Records for this task:
━━━━━━━━━━━━━━━━
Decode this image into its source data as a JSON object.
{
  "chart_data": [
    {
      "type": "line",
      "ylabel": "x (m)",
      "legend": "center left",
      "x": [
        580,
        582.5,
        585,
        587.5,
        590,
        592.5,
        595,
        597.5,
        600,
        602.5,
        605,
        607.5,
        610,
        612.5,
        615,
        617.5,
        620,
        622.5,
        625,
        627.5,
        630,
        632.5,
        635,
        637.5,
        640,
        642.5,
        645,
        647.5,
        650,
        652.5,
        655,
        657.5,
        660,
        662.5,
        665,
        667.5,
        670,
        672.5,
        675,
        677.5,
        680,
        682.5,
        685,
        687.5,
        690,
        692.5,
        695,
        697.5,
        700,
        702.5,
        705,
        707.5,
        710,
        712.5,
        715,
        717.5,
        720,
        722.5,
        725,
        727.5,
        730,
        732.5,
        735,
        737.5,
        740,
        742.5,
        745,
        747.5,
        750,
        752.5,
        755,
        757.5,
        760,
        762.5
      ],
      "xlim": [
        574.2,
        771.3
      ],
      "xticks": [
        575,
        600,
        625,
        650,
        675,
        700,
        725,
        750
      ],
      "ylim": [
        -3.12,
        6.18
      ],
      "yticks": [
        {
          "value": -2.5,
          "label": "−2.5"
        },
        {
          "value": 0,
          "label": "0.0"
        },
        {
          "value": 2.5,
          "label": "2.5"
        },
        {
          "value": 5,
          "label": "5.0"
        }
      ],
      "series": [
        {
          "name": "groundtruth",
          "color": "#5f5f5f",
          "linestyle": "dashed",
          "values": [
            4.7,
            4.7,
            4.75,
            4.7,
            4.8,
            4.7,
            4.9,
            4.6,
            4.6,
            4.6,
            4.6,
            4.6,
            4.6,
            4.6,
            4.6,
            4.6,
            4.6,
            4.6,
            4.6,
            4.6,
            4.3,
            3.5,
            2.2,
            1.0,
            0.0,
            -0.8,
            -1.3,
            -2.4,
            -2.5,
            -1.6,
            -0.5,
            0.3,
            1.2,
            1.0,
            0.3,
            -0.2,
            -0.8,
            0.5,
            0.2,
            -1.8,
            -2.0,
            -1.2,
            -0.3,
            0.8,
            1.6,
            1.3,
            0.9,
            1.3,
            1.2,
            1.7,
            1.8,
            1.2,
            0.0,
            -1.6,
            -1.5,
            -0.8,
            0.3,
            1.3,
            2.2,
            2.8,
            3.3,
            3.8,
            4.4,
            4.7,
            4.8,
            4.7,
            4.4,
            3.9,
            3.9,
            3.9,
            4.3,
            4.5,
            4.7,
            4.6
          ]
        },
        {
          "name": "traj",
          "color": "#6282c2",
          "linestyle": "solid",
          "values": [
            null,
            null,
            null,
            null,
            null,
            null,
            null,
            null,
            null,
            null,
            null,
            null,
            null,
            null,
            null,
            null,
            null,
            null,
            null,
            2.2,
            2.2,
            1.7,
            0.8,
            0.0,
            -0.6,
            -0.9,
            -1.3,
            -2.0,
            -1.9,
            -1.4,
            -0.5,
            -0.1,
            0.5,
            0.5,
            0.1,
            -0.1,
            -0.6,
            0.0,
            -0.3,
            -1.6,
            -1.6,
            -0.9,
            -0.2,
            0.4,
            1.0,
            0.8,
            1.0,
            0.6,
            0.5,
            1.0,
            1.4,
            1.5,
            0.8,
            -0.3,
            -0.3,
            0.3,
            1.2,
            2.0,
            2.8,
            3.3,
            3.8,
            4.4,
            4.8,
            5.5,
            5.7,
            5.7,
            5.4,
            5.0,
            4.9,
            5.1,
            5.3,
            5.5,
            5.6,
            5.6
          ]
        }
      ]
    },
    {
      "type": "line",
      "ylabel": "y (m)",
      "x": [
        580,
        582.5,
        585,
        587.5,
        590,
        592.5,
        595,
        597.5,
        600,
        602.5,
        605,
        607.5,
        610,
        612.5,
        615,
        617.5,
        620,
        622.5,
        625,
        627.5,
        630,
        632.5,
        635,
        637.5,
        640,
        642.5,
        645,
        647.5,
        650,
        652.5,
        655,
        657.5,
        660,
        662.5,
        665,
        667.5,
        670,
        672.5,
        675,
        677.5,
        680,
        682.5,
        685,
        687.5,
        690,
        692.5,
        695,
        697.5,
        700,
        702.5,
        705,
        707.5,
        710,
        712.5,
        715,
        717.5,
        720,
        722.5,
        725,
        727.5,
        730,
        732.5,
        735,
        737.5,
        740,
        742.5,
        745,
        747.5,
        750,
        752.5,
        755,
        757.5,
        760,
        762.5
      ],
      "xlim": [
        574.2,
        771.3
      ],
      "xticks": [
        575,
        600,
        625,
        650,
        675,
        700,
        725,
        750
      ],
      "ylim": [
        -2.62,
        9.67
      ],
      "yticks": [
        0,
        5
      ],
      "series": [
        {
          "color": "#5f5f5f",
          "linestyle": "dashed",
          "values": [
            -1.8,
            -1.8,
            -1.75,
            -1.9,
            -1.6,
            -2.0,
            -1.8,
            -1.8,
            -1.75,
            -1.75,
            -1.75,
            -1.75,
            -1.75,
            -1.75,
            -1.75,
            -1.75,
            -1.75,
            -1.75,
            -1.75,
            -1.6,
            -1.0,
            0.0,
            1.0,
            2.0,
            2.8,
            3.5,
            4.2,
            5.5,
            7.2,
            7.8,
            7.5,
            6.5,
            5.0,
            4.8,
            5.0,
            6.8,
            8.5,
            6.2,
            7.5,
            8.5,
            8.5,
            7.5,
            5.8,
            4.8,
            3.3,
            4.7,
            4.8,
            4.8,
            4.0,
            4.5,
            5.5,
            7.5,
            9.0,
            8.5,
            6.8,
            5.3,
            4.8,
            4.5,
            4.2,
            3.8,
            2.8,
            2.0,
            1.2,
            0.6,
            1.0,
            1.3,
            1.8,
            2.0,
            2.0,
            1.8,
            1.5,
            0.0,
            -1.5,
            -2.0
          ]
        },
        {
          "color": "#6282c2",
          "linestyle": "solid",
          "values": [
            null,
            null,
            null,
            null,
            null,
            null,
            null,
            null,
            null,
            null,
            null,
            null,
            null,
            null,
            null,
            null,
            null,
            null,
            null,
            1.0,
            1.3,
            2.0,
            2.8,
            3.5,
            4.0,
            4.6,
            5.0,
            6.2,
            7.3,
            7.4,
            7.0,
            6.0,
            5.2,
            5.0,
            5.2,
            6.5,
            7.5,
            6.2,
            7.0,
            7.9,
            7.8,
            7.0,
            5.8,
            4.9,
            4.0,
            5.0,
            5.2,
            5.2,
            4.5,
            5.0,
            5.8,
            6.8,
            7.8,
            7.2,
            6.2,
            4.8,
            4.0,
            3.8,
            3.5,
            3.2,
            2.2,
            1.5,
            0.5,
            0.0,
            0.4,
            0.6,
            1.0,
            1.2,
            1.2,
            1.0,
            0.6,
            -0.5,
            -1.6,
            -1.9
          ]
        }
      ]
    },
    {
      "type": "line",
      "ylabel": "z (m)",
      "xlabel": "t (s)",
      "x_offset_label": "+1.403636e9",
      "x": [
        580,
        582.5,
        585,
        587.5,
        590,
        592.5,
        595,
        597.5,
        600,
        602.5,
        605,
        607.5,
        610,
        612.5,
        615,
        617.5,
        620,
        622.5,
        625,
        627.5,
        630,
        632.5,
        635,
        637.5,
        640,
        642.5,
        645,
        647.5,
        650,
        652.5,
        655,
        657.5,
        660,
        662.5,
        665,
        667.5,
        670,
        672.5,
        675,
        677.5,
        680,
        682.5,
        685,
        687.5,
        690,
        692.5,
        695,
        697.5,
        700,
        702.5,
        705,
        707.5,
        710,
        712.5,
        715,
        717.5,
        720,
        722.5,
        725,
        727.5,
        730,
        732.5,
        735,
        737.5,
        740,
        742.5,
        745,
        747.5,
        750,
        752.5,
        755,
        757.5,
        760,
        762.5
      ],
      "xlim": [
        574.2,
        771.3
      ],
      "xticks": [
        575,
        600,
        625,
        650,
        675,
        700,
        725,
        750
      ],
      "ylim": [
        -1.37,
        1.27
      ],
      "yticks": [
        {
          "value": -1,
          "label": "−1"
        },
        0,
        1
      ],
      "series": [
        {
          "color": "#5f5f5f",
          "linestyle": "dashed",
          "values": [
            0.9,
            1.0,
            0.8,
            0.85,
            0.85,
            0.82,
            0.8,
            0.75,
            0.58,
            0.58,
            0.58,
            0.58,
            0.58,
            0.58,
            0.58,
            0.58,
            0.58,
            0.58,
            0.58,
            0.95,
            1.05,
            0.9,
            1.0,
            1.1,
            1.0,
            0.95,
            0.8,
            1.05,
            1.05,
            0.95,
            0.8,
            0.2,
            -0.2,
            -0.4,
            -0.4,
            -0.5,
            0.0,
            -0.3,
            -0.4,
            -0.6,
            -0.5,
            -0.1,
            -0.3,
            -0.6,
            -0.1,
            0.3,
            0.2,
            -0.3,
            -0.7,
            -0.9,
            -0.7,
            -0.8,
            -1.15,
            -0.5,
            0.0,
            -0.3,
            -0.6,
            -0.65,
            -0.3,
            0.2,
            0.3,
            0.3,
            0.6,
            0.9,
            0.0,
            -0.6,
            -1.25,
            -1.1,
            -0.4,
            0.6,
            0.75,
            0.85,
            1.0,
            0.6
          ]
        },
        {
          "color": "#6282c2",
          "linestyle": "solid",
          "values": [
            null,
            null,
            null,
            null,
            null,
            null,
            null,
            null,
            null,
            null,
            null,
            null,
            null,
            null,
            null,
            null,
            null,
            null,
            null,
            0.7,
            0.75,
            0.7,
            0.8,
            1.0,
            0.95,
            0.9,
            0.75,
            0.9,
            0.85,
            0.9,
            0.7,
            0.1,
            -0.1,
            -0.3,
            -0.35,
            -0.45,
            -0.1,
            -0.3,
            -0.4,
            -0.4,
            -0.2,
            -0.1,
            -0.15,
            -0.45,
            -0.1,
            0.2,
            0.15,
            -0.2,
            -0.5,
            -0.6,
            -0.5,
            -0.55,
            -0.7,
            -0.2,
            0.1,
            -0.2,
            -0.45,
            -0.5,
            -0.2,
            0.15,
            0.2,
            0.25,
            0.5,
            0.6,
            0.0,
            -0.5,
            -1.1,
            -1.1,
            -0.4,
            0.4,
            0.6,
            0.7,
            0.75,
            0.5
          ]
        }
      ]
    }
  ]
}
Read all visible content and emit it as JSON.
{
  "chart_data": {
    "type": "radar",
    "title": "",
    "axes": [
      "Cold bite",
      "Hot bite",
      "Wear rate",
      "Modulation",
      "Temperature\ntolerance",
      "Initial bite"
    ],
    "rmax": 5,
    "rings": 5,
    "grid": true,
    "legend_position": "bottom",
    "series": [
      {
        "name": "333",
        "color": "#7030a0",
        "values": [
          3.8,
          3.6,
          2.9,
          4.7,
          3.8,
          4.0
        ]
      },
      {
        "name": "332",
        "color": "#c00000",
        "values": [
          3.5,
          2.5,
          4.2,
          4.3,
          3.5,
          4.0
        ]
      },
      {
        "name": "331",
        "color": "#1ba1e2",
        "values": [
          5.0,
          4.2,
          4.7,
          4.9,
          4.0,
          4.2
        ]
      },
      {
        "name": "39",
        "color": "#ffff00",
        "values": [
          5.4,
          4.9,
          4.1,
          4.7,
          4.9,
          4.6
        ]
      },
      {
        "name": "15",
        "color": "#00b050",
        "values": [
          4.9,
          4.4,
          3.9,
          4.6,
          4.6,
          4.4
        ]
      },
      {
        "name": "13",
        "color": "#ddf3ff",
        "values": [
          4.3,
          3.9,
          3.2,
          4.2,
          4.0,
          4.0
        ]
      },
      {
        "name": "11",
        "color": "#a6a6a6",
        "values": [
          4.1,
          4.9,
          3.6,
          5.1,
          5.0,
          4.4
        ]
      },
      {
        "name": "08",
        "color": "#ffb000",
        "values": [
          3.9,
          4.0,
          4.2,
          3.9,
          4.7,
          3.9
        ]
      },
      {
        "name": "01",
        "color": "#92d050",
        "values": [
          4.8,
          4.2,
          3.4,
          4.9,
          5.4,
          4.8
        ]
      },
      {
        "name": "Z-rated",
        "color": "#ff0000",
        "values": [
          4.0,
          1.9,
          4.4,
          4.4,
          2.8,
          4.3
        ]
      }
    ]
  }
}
━━━━━━━━━━━━━━━━
Only the lines from the one that contains "Read all visible content and emit it as JSON." to the end of the entries above should be given again, exactly and in full.

Read all visible content and emit it as JSON.
{
  "chart_data": {
    "type": "radar",
    "title": "",
    "axes": [
      "Cold bite",
      "Hot bite",
      "Wear rate",
      "Modulation",
      "Temperature\ntolerance",
      "Initial bite"
    ],
    "rmax": 5,
    "rings": 5,
    "grid": true,
    "legend_position": "bottom",
    "series": [
      {
        "name": "333",
        "color": "#7030a0",
        "values": [
          3.8,
          3.6,
          2.9,
          4.7,
          3.8,
          4.0
        ]
      },
      {
        "name": "332",
        "color": "#c00000",
        "values": [
          3.5,
          2.5,
          4.2,
          4.3,
          3.5,
          4.0
        ]
      },
      {
        "name": "331",
        "color": "#1ba1e2",
        "values": [
          5.0,
          4.2,
          4.7,
          4.9,
          4.0,
          4.2
        ]
      },
      {
        "name": "39",
        "color": "#ffff00",
        "values": [
          5.4,
          4.9,
          4.1,
          4.7,
          4.9,
          4.6
        ]
      },
      {
        "name": "15",
        "color": "#00b050",
        "values": [
          4.9,
          4.4,
          3.9,
          4.6,
          4.6,
          4.4
        ]
      },
      {
        "name": "13",
        "color": "#ddf3ff",
        "values": [
          4.3,
          3.9,
          3.2,
          4.2,
          4.0,
          4.0
        ]
      },
      {
        "name": "11",
        "color": "#a6a6a6",
        "values": [
          4.1,
          4.9,
          3.6,
          5.1,
          5.0,
          4.4
        ]
      },
      {
        "name": "08",
        "color": "#ffb000",
        "values": [
          3.9,
          4.0,
          4.2,
          3.9,
          4.7,
          3.9
        ]
      },
      {
        "name": "01",
        "color": "#92d050",
        "values": [
          4.8,
          4.2,
          3.4,
          4.9,
          5.4,
          4.8
        ]
      },
      {
        "name": "Z-rated",
        "color": "#ff0000",
        "values": [
          4.0,
          1.9,
          4.4,
          4.4,
          2.8,
          4.3
        ]
      }
    ]
  }
}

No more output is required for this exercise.